--- START ---

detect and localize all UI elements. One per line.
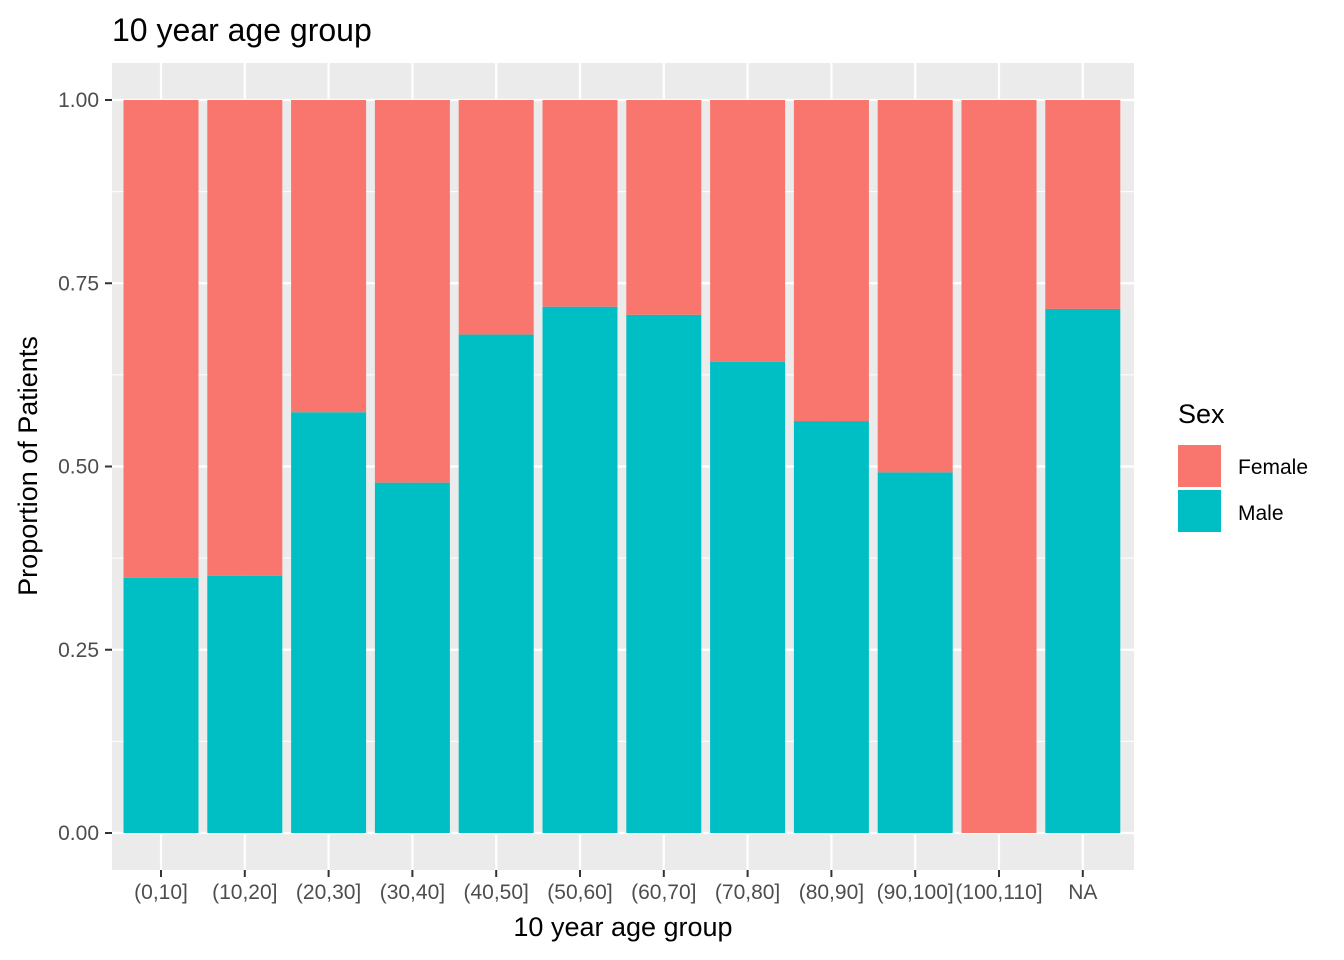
legend-swatch-male: [1178, 490, 1221, 532]
bar-female-5: [542, 100, 618, 307]
x-tick-label: (30,40]: [380, 881, 445, 904]
x-tick-label: (100,110]: [955, 881, 1042, 904]
bar-female-1: [207, 100, 283, 576]
x-tick-label: (50,60]: [547, 881, 612, 904]
x-tick-label: (40,50]: [464, 881, 529, 904]
bar-male-8: [793, 421, 869, 833]
bar-female-7: [710, 100, 786, 362]
bar-male-9: [877, 472, 953, 833]
bar-female-0: [123, 100, 199, 578]
legend-label-male: Male: [1238, 502, 1284, 525]
x-tick-label: (60,70]: [631, 881, 696, 904]
x-tick-label: (0,10]: [134, 881, 188, 904]
bar-male-1: [207, 575, 283, 833]
bar-male-0: [123, 577, 199, 833]
bars: [123, 100, 1121, 833]
bar-male-11: [1045, 308, 1121, 833]
x-axis: (0,10] (10,20] (20,30] (30,40] (40,50] (50,60…: [134, 870, 1097, 904]
x-tick-label: (10,20]: [212, 881, 277, 904]
bar-female-9: [877, 100, 953, 473]
x-tick-label: (70,80]: [715, 881, 780, 904]
bar-male-6: [626, 314, 702, 833]
bar-male-5: [542, 306, 618, 833]
bar-female-11: [1045, 100, 1121, 309]
x-axis-title: 10 year age group: [513, 912, 732, 942]
x-tick-label: NA: [1068, 881, 1097, 904]
y-tick-label: 0.75: [58, 272, 99, 295]
bar-male-7: [710, 361, 786, 833]
y-tick-label: 1.00: [58, 89, 99, 112]
bar-female-4: [458, 100, 534, 335]
bar-male-2: [291, 412, 367, 833]
legend-title: Sex: [1178, 399, 1225, 429]
legend-swatch-female: [1178, 445, 1221, 487]
bar-female-8: [793, 100, 869, 422]
bar-female-10: [961, 100, 1037, 833]
y-tick-label: 0.00: [58, 822, 99, 845]
x-tick-label: (20,30]: [296, 881, 361, 904]
chart-title: 10 year age group: [112, 12, 372, 48]
legend: Sex Female Male: [1178, 399, 1308, 532]
bar-female-6: [626, 100, 702, 315]
bar-male-4: [458, 334, 534, 833]
x-tick-label: (90,100]: [877, 881, 954, 904]
y-tick-label: 0.25: [58, 639, 99, 662]
y-axis-title: Proportion of Patients: [13, 336, 43, 596]
bar-female-2: [291, 100, 367, 413]
bar-male-3: [374, 482, 450, 833]
y-tick-label: 0.50: [58, 456, 99, 479]
x-tick-label: (80,90]: [799, 881, 864, 904]
bar-female-3: [374, 100, 450, 483]
y-axis: 0.00 0.25 0.50 0.75 1.00: [58, 89, 112, 845]
legend-label-female: Female: [1238, 456, 1308, 479]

--- END ---

Problem to work on >> The job is to return the listing above exactly, minus its pictures.

Exercise output >>
detect and localize all UI elements. One per line.
legend-swatch-male: [1178, 490, 1221, 532]
bar-female-5: [542, 100, 618, 307]
x-tick-label: (30,40]: [380, 881, 445, 904]
x-tick-label: (100,110]: [955, 881, 1042, 904]
bar-female-1: [207, 100, 283, 576]
x-tick-label: (50,60]: [547, 881, 612, 904]
x-tick-label: (40,50]: [464, 881, 529, 904]
bar-male-8: [793, 421, 869, 833]
bar-female-7: [710, 100, 786, 362]
bar-male-9: [877, 472, 953, 833]
bar-female-0: [123, 100, 199, 578]
legend-label-male: Male: [1238, 502, 1284, 525]
x-tick-label: (60,70]: [631, 881, 696, 904]
x-tick-label: (0,10]: [134, 881, 188, 904]
bar-male-1: [207, 575, 283, 833]
bar-male-0: [123, 577, 199, 833]
bars: [123, 100, 1121, 833]
bar-male-11: [1045, 308, 1121, 833]
x-axis: (0,10] (10,20] (20,30] (30,40] (40,50] (50,60…: [134, 870, 1097, 904]
x-tick-label: (10,20]: [212, 881, 277, 904]
bar-female-9: [877, 100, 953, 473]
x-tick-label: (70,80]: [715, 881, 780, 904]
bar-male-6: [626, 314, 702, 833]
bar-male-5: [542, 306, 618, 833]
bar-female-11: [1045, 100, 1121, 309]
x-axis-title: 10 year age group: [513, 912, 732, 942]
x-tick-label: NA: [1068, 881, 1097, 904]
y-tick-label: 0.75: [58, 272, 99, 295]
bar-male-7: [710, 361, 786, 833]
y-tick-label: 1.00: [58, 89, 99, 112]
bar-female-4: [458, 100, 534, 335]
bar-male-2: [291, 412, 367, 833]
legend-title: Sex: [1178, 399, 1225, 429]
legend-swatch-female: [1178, 445, 1221, 487]
bar-female-8: [793, 100, 869, 422]
bar-female-10: [961, 100, 1037, 833]
y-tick-label: 0.00: [58, 822, 99, 845]
x-tick-label: (20,30]: [296, 881, 361, 904]
chart-title: 10 year age group: [112, 12, 372, 48]
legend: Sex Female Male: [1178, 399, 1308, 532]
bar-female-6: [626, 100, 702, 315]
bar-male-4: [458, 334, 534, 833]
x-tick-label: (90,100]: [877, 881, 954, 904]
y-tick-label: 0.25: [58, 639, 99, 662]
y-axis-title: Proportion of Patients: [13, 336, 43, 596]
bar-female-2: [291, 100, 367, 413]
bar-male-3: [374, 482, 450, 833]
y-tick-label: 0.50: [58, 456, 99, 479]
x-tick-label: (80,90]: [799, 881, 864, 904]
bar-female-3: [374, 100, 450, 483]
y-axis: 0.00 0.25 0.50 0.75 1.00: [58, 89, 112, 845]
legend-label-female: Female: [1238, 456, 1308, 479]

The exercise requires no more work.